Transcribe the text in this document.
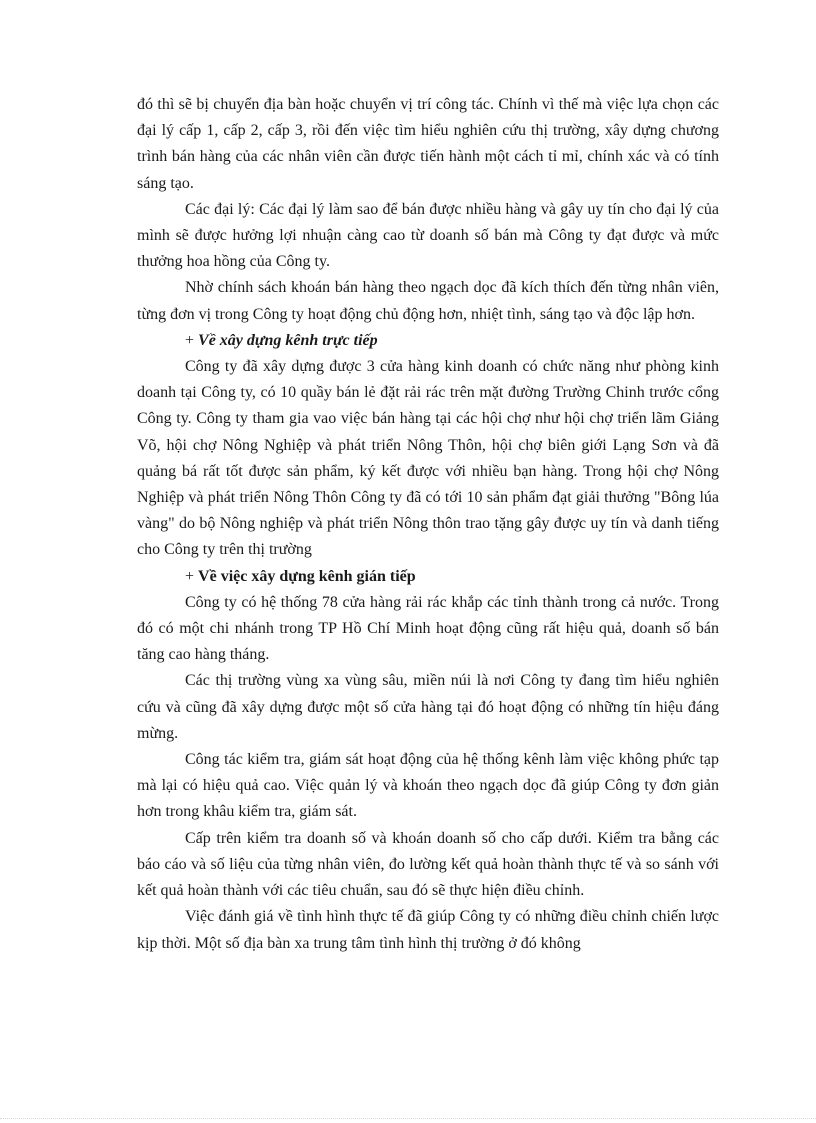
đó thì sẽ bị chuyển địa bàn hoặc chuyển vị trí công tác. Chính vì thế mà việc lựa chọn các đại lý cấp 1, cấp 2, cấp 3, rồi đến việc tìm hiểu nghiên cứu thị trường, xây dựng chương trình bán hàng của các nhân viên cần được tiến hành một cách tỉ mỉ, chính xác và có tính sáng tạo.

Các đại lý: Các đại lý làm sao để bán được nhiều hàng và gây uy tín cho đại lý của mình sẽ được hưởng lợi nhuận càng cao từ doanh số bán mà Công ty đạt được và mức thưởng hoa hồng của Công ty.

Nhờ chính sách khoán bán hàng theo ngạch dọc đã kích thích đến từng nhân viên, từng đơn vị trong Công ty hoạt động chủ động hơn, nhiệt tình, sáng tạo và độc lập hơn.

+ Về xây dựng kênh trực tiếp

Công ty đã xây dựng được 3 cửa hàng kinh doanh có chức năng như phòng kinh doanh tại Công ty, có 10 quầy bán lẻ đặt rải rác trên mặt đường Trường Chinh trước cổng Công ty. Công ty tham gia vao việc bán hàng tại các hội chợ như hội chợ triển lãm Giảng Võ, hội chợ Nông Nghiệp và phát triển Nông Thôn, hội chợ biên giới Lạng Sơn và đã quảng bá rất tốt được sản phẩm, ký kết được với nhiều bạn hàng. Trong hội chợ Nông Nghiệp và phát triển Nông Thôn Công ty đã có tới 10 sản phẩm đạt giải thưởng "Bông lúa vàng" do bộ Nông nghiệp và phát triển Nông thôn trao tặng gây được uy tín và danh tiếng cho Công ty trên thị trường

+ Về việc xây dựng kênh gián tiếp

Công ty có hệ thống 78 cửa hàng rải rác khắp các tỉnh thành trong cả nước. Trong đó có một chi nhánh trong TP Hồ Chí Minh hoạt động cũng rất hiệu quả, doanh số bán tăng cao hàng tháng.

Các thị trường vùng xa vùng sâu, miền núi là nơi Công ty đang tìm hiểu nghiên cứu và cũng đã xây dựng được một số cửa hàng tại đó hoạt động có những tín hiệu đáng mừng.

Công tác kiểm tra, giám sát hoạt động của hệ thống kênh làm việc không phức tạp mà lại có hiệu quả cao. Việc quản lý và khoán theo ngạch dọc đã giúp Công ty đơn giản hơn trong khâu kiểm tra, giám sát.

Cấp trên kiểm tra doanh số và khoán doanh số cho cấp dưới. Kiểm tra bằng các báo cáo và số liệu của từng nhân viên, đo lường kết quả hoàn thành thực tế và so sánh với kết quả hoàn thành với các tiêu chuẩn, sau đó sẽ thực hiện điều chỉnh.

Việc đánh giá về tình hình thực tế đã giúp Công ty có những điều chỉnh chiến lược kịp thời. Một số địa bàn xa trung tâm tình hình thị trường ở đó không
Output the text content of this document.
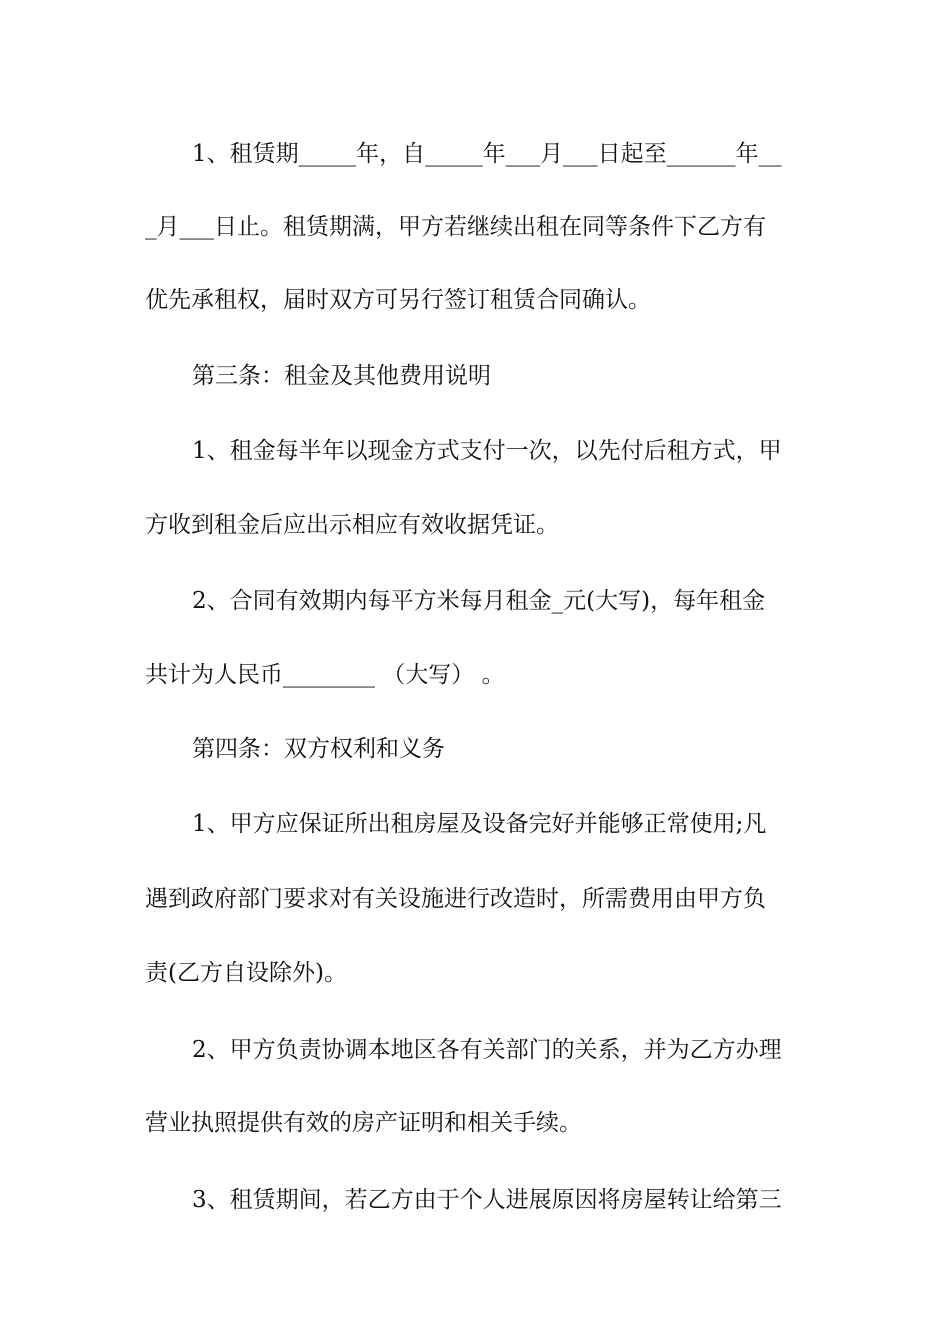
1、租赁期_____年，自_____年___月___日起至______年__
_月___日止。租赁期满，甲方若继续出租在同等条件下乙方有
优先承租权，届时双方可另行签订租赁合同确认。
第三条：租金及其他费用说明
1、租金每半年以现金方式支付一次，以先付后租方式，甲
方收到租金后应出示相应有效收据凭证。
2、合同有效期内每平方米每月租金_元(大写)，每年租金
共计为人民币________ （大写） 。
第四条：双方权利和义务
1、甲方应保证所出租房屋及设备完好并能够正常使用;凡
遇到政府部门要求对有关设施进行改造时，所需费用由甲方负
责(乙方自设除外)。
2、甲方负责协调本地区各有关部门的关系，并为乙方办理
营业执照提供有效的房产证明和相关手续。
3、租赁期间，若乙方由于个人进展原因将房屋转让给第三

=-=-=

• PROBLEM STATEMENT: Every record must be copied exactly, with images dropped from the result.

• ANSWER TO THIS PROBLEM:
Transcribe the text in this document.
đó thì sẽ bị chuyển địa bàn hoặc chuyển vị trí công tác. Chính vì thế mà việc lựa chọn các đại lý cấp 1, cấp 2, cấp 3, rồi đến việc tìm hiểu nghiên cứu thị trường, xây dựng chương trình bán hàng của các nhân viên cần được tiến hành một cách tỉ mỉ, chính xác và có tính sáng tạo.

Các đại lý: Các đại lý làm sao để bán được nhiều hàng và gây uy tín cho đại lý của mình sẽ được hưởng lợi nhuận càng cao từ doanh số bán mà Công ty đạt được và mức thưởng hoa hồng của Công ty.

Nhờ chính sách khoán bán hàng theo ngạch dọc đã kích thích đến từng nhân viên, từng đơn vị trong Công ty hoạt động chủ động hơn, nhiệt tình, sáng tạo và độc lập hơn.

+ Về xây dựng kênh trực tiếp

Công ty đã xây dựng được 3 cửa hàng kinh doanh có chức năng như phòng kinh doanh tại Công ty, có 10 quầy bán lẻ đặt rải rác trên mặt đường Trường Chinh trước cổng Công ty. Công ty tham gia vao việc bán hàng tại các hội chợ như hội chợ triển lãm Giảng Võ, hội chợ Nông Nghiệp và phát triển Nông Thôn, hội chợ biên giới Lạng Sơn và đã quảng bá rất tốt được sản phẩm, ký kết được với nhiều bạn hàng. Trong hội chợ Nông Nghiệp và phát triển Nông Thôn Công ty đã có tới 10 sản phẩm đạt giải thưởng "Bông lúa vàng" do bộ Nông nghiệp và phát triển Nông thôn trao tặng gây được uy tín và danh tiếng cho Công ty trên thị trường

+ Về việc xây dựng kênh gián tiếp

Công ty có hệ thống 78 cửa hàng rải rác khắp các tỉnh thành trong cả nước. Trong đó có một chi nhánh trong TP Hồ Chí Minh hoạt động cũng rất hiệu quả, doanh số bán tăng cao hàng tháng.

Các thị trường vùng xa vùng sâu, miền núi là nơi Công ty đang tìm hiểu nghiên cứu và cũng đã xây dựng được một số cửa hàng tại đó hoạt động có những tín hiệu đáng mừng.

Công tác kiểm tra, giám sát hoạt động của hệ thống kênh làm việc không phức tạp mà lại có hiệu quả cao. Việc quản lý và khoán theo ngạch dọc đã giúp Công ty đơn giản hơn trong khâu kiểm tra, giám sát.

Cấp trên kiểm tra doanh số và khoán doanh số cho cấp dưới. Kiểm tra bằng các báo cáo và số liệu của từng nhân viên, đo lường kết quả hoàn thành thực tế và so sánh với kết quả hoàn thành với các tiêu chuẩn, sau đó sẽ thực hiện điều chỉnh.

Việc đánh giá về tình hình thực tế đã giúp Công ty có những điều chỉnh chiến lược kịp thời. Một số địa bàn xa trung tâm tình hình thị trường ở đó không
Output the text content of this document.
1、租赁期_____年，自_____年___月___日起至______年__
_月___日止。租赁期满，甲方若继续出租在同等条件下乙方有
优先承租权，届时双方可另行签订租赁合同确认。
第三条：租金及其他费用说明
1、租金每半年以现金方式支付一次，以先付后租方式，甲
方收到租金后应出示相应有效收据凭证。
2、合同有效期内每平方米每月租金_元(大写)，每年租金
共计为人民币________ （大写） 。
第四条：双方权利和义务
1、甲方应保证所出租房屋及设备完好并能够正常使用;凡
遇到政府部门要求对有关设施进行改造时，所需费用由甲方负
责(乙方自设除外)。
2、甲方负责协调本地区各有关部门的关系，并为乙方办理
营业执照提供有效的房产证明和相关手续。
3、租赁期间，若乙方由于个人进展原因将房屋转让给第三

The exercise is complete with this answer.